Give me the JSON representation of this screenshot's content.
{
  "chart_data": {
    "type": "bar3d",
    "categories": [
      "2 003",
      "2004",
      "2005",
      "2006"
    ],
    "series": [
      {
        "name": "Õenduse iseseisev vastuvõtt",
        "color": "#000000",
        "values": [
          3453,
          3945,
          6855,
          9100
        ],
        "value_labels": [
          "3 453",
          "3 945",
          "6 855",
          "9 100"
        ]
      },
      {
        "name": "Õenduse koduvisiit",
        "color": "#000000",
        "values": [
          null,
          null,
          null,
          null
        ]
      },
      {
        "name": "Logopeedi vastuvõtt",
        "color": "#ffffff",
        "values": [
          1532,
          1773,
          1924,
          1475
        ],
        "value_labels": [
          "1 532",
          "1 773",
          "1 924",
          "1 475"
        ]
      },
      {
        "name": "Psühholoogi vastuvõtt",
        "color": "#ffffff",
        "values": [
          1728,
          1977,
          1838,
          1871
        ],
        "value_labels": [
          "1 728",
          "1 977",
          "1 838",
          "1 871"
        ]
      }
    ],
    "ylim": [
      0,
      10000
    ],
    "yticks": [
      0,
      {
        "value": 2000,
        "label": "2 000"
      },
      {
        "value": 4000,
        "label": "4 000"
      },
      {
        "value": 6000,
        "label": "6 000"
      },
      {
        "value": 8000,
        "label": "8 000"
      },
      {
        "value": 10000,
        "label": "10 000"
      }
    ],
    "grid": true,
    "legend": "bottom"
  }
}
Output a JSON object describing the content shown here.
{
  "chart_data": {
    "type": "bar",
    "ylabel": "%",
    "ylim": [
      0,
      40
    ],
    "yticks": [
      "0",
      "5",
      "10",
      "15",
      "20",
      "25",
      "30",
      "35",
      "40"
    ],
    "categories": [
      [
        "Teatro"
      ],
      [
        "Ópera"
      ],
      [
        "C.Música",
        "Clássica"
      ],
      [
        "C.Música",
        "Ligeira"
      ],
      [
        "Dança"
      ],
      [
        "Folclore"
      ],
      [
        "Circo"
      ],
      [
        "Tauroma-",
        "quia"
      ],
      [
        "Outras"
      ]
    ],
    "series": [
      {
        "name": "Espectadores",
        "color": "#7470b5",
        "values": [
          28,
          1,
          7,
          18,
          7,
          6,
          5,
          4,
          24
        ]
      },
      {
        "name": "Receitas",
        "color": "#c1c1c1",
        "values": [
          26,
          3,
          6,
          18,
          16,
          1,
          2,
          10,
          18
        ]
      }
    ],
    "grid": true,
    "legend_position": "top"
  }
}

TASK OBJECTIVE:
Go through the listing and print each line exactly as it appears.

RESULT:
Give me the JSON representation of this screenshot's content.
{
  "chart_data": {
    "type": "bar3d",
    "categories": [
      "2 003",
      "2004",
      "2005",
      "2006"
    ],
    "series": [
      {
        "name": "Õenduse iseseisev vastuvõtt",
        "color": "#000000",
        "values": [
          3453,
          3945,
          6855,
          9100
        ],
        "value_labels": [
          "3 453",
          "3 945",
          "6 855",
          "9 100"
        ]
      },
      {
        "name": "Õenduse koduvisiit",
        "color": "#000000",
        "values": [
          null,
          null,
          null,
          null
        ]
      },
      {
        "name": "Logopeedi vastuvõtt",
        "color": "#ffffff",
        "values": [
          1532,
          1773,
          1924,
          1475
        ],
        "value_labels": [
          "1 532",
          "1 773",
          "1 924",
          "1 475"
        ]
      },
      {
        "name": "Psühholoogi vastuvõtt",
        "color": "#ffffff",
        "values": [
          1728,
          1977,
          1838,
          1871
        ],
        "value_labels": [
          "1 728",
          "1 977",
          "1 838",
          "1 871"
        ]
      }
    ],
    "ylim": [
      0,
      10000
    ],
    "yticks": [
      0,
      {
        "value": 2000,
        "label": "2 000"
      },
      {
        "value": 4000,
        "label": "4 000"
      },
      {
        "value": 6000,
        "label": "6 000"
      },
      {
        "value": 8000,
        "label": "8 000"
      },
      {
        "value": 10000,
        "label": "10 000"
      }
    ],
    "grid": true,
    "legend": "bottom"
  }
}
Output a JSON object describing the content shown here.
{
  "chart_data": {
    "type": "bar",
    "ylabel": "%",
    "ylim": [
      0,
      40
    ],
    "yticks": [
      "0",
      "5",
      "10",
      "15",
      "20",
      "25",
      "30",
      "35",
      "40"
    ],
    "categories": [
      [
        "Teatro"
      ],
      [
        "Ópera"
      ],
      [
        "C.Música",
        "Clássica"
      ],
      [
        "C.Música",
        "Ligeira"
      ],
      [
        "Dança"
      ],
      [
        "Folclore"
      ],
      [
        "Circo"
      ],
      [
        "Tauroma-",
        "quia"
      ],
      [
        "Outras"
      ]
    ],
    "series": [
      {
        "name": "Espectadores",
        "color": "#7470b5",
        "values": [
          28,
          1,
          7,
          18,
          7,
          6,
          5,
          4,
          24
        ]
      },
      {
        "name": "Receitas",
        "color": "#c1c1c1",
        "values": [
          26,
          3,
          6,
          18,
          16,
          1,
          2,
          10,
          18
        ]
      }
    ],
    "grid": true,
    "legend_position": "top"
  }
}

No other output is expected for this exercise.